▶ **To be done**:
Each line containing the word "value" must be reported.

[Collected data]
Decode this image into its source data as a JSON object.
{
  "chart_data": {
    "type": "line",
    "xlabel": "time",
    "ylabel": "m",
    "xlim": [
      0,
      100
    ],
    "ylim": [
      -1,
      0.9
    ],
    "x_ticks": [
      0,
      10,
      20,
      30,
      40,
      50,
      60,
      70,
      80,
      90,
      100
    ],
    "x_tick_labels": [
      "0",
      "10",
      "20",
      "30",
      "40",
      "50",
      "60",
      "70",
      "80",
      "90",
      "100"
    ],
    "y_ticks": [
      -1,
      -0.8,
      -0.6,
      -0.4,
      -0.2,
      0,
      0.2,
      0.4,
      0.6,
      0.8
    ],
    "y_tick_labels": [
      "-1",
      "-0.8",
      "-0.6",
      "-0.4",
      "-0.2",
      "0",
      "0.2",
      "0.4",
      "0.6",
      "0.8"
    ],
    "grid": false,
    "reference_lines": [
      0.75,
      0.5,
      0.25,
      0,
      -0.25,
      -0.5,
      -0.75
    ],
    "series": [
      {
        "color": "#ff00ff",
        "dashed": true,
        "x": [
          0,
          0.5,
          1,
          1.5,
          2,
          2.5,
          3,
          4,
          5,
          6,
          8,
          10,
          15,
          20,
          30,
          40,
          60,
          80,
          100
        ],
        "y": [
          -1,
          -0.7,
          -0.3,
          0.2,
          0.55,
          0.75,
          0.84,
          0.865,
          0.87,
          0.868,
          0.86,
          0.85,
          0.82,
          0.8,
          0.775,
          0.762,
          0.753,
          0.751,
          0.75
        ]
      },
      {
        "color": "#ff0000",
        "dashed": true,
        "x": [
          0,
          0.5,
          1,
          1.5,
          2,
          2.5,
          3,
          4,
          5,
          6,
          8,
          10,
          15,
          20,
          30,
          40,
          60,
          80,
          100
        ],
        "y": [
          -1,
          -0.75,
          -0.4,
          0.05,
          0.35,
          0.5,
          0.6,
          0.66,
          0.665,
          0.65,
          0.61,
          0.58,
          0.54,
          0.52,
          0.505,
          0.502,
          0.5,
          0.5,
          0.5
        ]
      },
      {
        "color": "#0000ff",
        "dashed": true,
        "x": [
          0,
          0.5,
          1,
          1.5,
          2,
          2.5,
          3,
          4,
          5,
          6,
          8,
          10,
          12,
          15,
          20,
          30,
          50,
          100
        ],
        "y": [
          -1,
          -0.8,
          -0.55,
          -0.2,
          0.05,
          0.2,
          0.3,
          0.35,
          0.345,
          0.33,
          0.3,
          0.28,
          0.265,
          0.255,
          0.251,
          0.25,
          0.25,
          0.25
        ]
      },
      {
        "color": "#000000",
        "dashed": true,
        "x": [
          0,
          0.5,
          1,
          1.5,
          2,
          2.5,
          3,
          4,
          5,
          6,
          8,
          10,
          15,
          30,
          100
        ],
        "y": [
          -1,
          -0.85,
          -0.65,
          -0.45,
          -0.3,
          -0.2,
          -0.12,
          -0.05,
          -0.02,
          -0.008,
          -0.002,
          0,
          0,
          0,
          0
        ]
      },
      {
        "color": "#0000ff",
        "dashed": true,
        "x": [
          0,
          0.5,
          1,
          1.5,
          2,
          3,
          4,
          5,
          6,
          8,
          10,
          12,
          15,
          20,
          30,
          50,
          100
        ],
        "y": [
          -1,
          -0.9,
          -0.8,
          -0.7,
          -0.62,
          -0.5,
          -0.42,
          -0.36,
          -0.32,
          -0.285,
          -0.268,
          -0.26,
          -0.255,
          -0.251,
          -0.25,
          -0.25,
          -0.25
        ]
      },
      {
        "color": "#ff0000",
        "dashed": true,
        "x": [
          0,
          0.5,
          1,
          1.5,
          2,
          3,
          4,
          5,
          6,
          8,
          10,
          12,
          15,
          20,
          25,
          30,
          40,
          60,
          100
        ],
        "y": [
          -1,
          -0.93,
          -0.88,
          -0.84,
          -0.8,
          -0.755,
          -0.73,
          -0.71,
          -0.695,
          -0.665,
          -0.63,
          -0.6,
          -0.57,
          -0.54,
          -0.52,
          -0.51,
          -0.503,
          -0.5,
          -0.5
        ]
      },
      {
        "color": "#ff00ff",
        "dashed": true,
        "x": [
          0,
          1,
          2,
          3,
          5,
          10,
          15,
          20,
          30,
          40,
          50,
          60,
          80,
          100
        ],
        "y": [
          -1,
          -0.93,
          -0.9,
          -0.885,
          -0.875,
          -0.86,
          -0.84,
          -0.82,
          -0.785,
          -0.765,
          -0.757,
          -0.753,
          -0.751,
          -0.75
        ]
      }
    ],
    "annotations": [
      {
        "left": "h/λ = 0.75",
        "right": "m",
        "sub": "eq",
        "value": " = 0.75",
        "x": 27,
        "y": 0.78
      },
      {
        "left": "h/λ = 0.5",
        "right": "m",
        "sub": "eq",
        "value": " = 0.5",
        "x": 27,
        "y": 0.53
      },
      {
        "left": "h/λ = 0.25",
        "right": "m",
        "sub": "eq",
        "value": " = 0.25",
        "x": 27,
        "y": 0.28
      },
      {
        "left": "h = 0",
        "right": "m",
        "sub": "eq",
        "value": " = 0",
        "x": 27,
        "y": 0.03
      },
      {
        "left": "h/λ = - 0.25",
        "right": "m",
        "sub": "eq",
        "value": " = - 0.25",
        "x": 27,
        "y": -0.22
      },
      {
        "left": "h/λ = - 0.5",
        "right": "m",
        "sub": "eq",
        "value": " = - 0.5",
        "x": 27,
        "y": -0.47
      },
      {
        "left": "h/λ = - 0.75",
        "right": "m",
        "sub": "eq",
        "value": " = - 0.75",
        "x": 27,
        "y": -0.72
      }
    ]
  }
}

▶ **Worked solution**:
        "value": " = 0.75",
        "value": " = 0.5",
        "value": " = 0.25",
        "value": " = 0",
        "value": " = - 0.25",
        "value": " = - 0.5",
        "value": " = - 0.75",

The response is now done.